Aufgabe: Zähle im folgenden Material die Zeilen, die das Wort „controller“ enthalten, und nenne nur ihre Anzahl.

Datenauszüge:
####

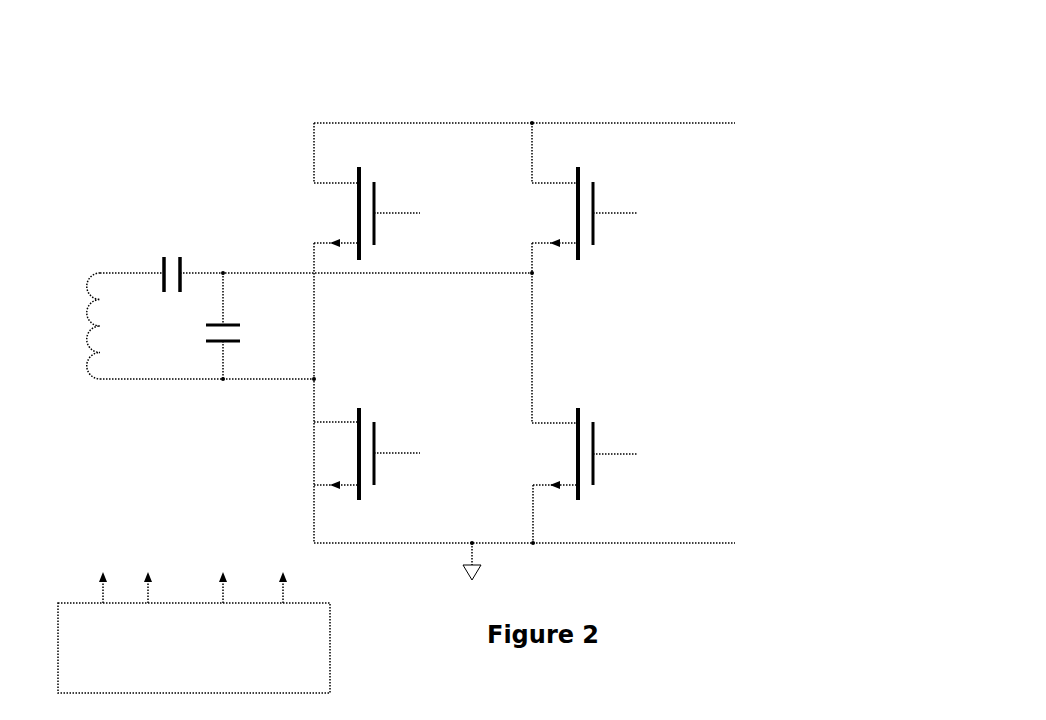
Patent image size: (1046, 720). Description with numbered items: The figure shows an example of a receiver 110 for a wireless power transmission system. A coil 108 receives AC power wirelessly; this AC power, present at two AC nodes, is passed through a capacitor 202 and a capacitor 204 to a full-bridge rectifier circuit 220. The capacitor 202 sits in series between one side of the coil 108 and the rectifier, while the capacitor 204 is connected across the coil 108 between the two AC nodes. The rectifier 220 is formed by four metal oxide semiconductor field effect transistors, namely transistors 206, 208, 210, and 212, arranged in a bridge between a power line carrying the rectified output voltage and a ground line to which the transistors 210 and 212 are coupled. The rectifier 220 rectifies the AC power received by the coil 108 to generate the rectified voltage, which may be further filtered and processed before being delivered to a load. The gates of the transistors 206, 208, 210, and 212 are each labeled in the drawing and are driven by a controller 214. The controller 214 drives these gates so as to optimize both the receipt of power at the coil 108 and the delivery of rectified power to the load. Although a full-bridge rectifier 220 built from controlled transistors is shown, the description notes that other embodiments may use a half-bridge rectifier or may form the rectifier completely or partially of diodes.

The receiver 110 is at (153, 83).
The coil 108 is at (80, 312).
The capacitor 202 is at (164, 260).
The capacitor 204 is at (208, 332).
The MOSFET 206 is at (388, 183).
The MOSFET 208 is at (578, 170).
The MOSFET 210 is at (374, 422).
The MOSFET 212 is at (578, 410).
The controller 214 is at (194, 618).
The full-bridge rectifier circuit 220 is at (512, 335).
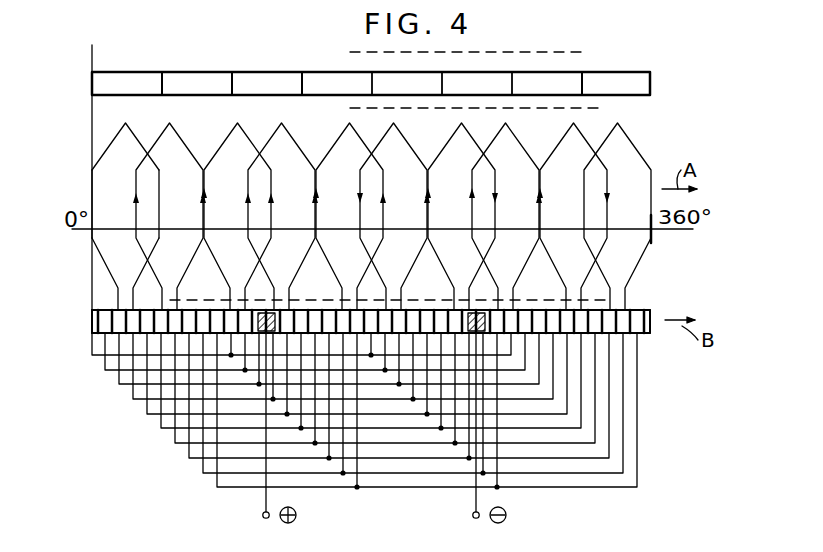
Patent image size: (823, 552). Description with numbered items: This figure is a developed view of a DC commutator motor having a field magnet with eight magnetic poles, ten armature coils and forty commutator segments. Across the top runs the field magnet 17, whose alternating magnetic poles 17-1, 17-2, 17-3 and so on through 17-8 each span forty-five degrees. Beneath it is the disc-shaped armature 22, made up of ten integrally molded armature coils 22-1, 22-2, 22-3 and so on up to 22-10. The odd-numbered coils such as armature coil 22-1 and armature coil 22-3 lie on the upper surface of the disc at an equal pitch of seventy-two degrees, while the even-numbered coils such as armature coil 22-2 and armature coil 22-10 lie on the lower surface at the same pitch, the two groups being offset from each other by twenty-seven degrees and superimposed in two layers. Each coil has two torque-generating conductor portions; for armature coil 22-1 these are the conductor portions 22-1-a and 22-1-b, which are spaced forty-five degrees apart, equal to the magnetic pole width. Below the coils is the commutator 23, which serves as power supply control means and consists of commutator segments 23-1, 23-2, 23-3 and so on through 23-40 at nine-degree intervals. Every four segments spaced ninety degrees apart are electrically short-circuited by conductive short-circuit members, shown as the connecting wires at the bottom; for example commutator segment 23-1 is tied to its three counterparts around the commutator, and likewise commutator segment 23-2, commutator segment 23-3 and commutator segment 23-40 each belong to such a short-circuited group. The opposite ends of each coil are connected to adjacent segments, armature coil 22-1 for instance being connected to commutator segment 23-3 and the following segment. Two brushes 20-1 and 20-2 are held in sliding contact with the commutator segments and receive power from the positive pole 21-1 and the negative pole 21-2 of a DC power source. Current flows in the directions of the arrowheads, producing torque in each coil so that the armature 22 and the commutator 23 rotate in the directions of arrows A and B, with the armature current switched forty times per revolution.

The field magnet 17 is at (652, 83).
The magnetic pole 17-1 is at (108, 74).
The magnetic pole 17-2 is at (178, 74).
The magnetic pole 17-3 is at (247, 74).
The magnetic pole 17-8 is at (590, 74).
The armature 22 is at (396, 205).
The armature coil 22-1 is at (97, 205).
The conductor portion 22-1-a is at (92, 172).
The conductor portion 22-1-b is at (159, 187).
The armature coil 22-2 is at (176, 131).
The armature coil 22-3 is at (245, 131).
The armature coil 22-10 is at (621, 128).
The commutator 23 is at (387, 331).
The commutator segment 23-1 is at (92, 323).
The commutator segment 23-2 is at (98, 316).
The commutator segment 23-3 is at (117, 326).
The commutator segment 23-40 is at (637, 313).
The brush 20-1 is at (271, 316).
The brush 20-2 is at (480, 316).
The positive pole 21-1 is at (261, 518).
The negative pole 21-2 is at (472, 518).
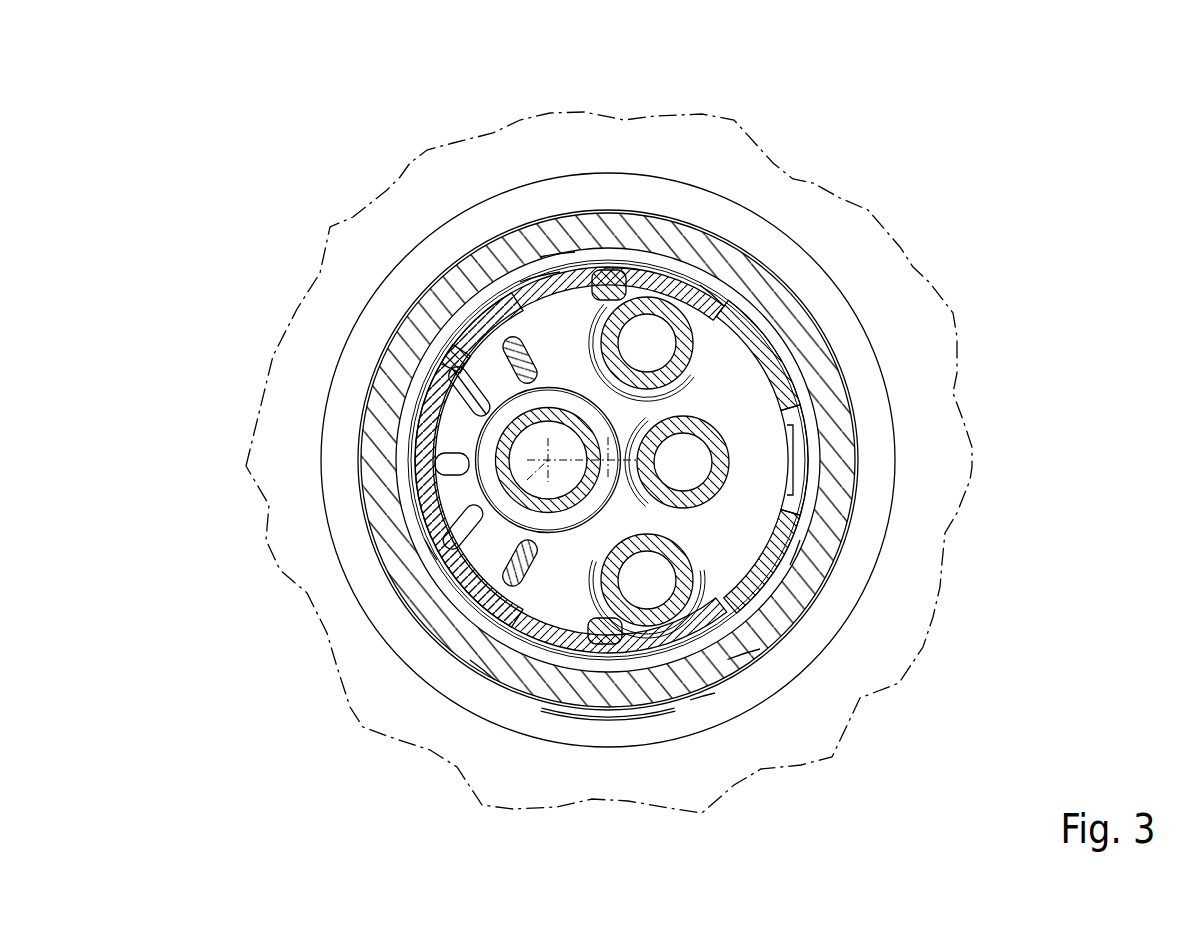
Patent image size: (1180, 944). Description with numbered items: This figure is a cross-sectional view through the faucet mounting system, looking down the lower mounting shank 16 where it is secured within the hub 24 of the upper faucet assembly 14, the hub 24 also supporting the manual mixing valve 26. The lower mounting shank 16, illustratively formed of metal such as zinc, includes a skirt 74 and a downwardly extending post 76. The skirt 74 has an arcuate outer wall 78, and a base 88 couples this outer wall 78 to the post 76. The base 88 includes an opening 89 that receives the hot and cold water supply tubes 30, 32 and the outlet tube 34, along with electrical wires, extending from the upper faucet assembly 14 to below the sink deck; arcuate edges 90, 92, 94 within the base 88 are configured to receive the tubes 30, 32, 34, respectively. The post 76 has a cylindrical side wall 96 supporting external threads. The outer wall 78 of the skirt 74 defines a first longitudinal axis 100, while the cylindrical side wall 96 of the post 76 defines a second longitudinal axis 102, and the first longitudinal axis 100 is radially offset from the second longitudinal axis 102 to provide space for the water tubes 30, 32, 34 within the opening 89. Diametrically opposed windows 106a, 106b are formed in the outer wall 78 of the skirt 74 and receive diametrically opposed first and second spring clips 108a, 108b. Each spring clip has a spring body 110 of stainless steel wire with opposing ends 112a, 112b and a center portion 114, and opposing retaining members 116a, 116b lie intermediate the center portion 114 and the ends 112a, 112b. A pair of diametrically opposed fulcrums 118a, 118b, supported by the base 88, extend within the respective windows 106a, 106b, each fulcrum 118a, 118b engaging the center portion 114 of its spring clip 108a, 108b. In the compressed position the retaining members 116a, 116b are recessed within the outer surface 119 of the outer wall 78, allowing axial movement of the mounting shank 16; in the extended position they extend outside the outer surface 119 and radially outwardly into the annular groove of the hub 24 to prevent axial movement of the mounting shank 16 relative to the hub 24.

The upper faucet assembly 14 is at (721, 188).
The lower mounting shank 16 is at (438, 542).
The hub 24 is at (885, 372).
The mixing valve 26 is at (417, 345).
The hot water supply tube 30 is at (728, 640).
The cold water supply tube 32 is at (785, 450).
The outlet tube 34 is at (662, 298).
The skirt 74 is at (430, 433).
The post 76 is at (430, 567).
The outer wall 78 is at (450, 372).
The base 88 is at (580, 630).
The opening 89 is at (702, 378).
The arcuate edge 90 is at (562, 632).
The arcuate edge 92 is at (780, 540).
The arcuate edge 94 is at (557, 257).
The cylindrical side wall 96 is at (430, 485).
The first longitudinal axis 100 is at (541, 712).
The second longitudinal axis 102 is at (492, 612).
The window 106a is at (469, 336).
The window 106b is at (756, 592).
The first spring clip 108a is at (636, 262).
The second spring clip 108b is at (640, 645).
The spring body 110 is at (543, 282).
The end 112a is at (463, 368).
The end 112b is at (790, 396).
The center portion 114 is at (622, 270).
The retaining member 116a is at (492, 305).
The retaining member 116b is at (726, 272).
The fulcrum 118a is at (607, 268).
The fulcrum 118b is at (605, 630).
The outer surface 119 is at (437, 463).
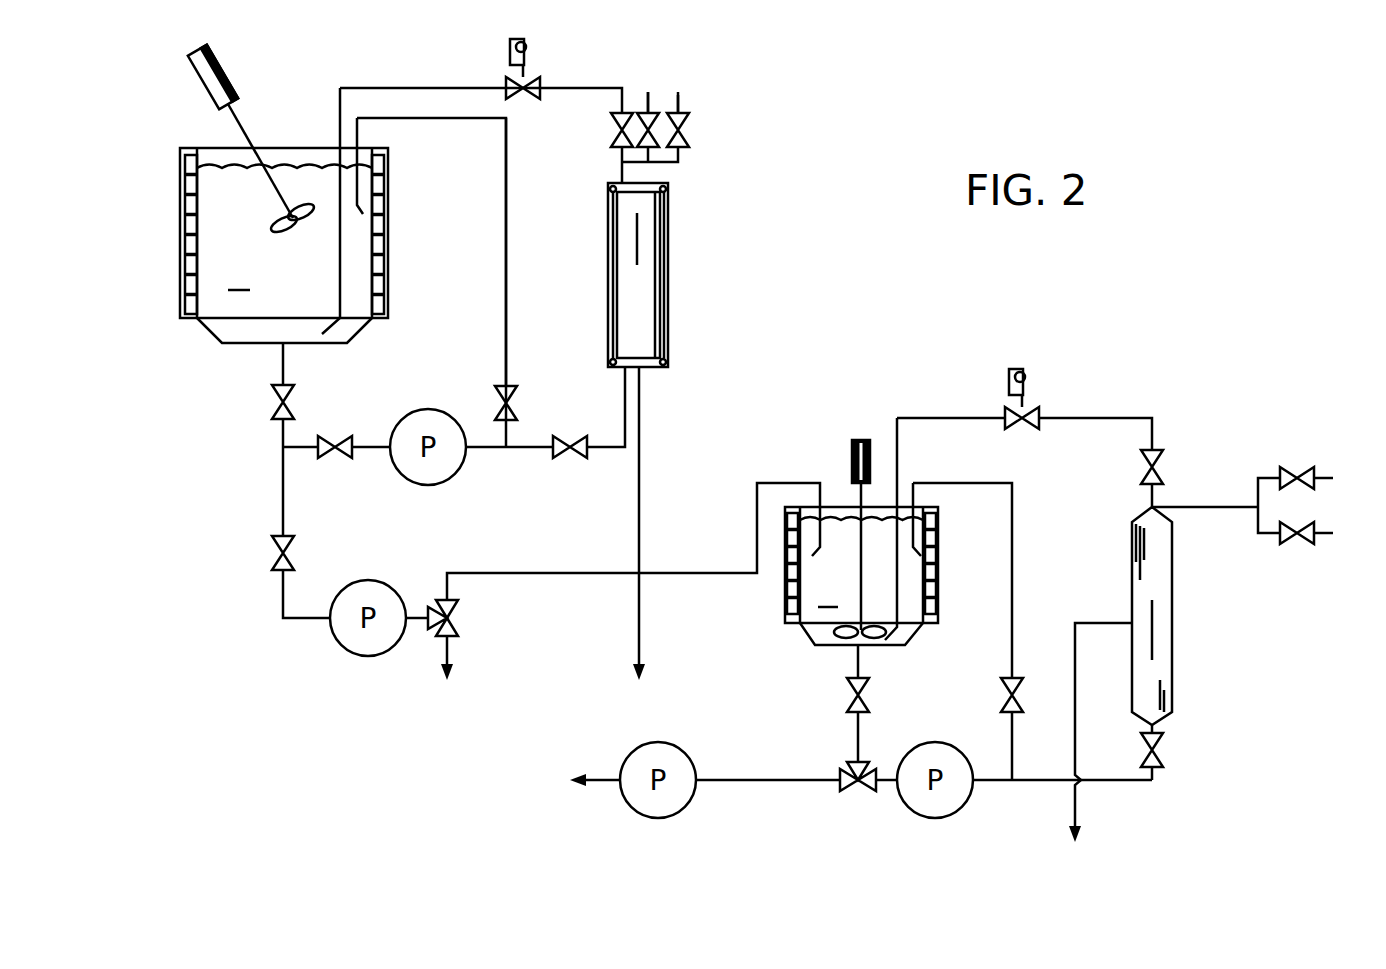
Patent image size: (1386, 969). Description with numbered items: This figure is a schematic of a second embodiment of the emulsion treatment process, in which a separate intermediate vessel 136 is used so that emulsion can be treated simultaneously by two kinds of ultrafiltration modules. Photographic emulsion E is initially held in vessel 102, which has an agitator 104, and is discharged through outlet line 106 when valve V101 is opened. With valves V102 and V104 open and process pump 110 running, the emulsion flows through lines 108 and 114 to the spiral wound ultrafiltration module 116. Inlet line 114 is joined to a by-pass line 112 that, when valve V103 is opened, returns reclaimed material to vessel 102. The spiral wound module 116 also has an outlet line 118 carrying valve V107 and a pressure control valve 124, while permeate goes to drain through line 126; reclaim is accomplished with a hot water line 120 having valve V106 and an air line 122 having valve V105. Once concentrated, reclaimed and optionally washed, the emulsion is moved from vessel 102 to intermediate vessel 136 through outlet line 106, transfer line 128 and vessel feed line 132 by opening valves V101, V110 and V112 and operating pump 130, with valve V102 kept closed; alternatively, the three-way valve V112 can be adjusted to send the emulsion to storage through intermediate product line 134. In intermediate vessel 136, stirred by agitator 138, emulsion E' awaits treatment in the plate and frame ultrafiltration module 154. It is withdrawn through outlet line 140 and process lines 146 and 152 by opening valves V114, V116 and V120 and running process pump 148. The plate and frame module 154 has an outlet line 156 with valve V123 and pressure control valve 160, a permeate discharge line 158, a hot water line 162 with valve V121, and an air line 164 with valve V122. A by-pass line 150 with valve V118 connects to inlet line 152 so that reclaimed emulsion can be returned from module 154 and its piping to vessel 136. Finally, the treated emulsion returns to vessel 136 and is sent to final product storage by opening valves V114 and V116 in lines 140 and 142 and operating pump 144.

####

Ergebnis: 2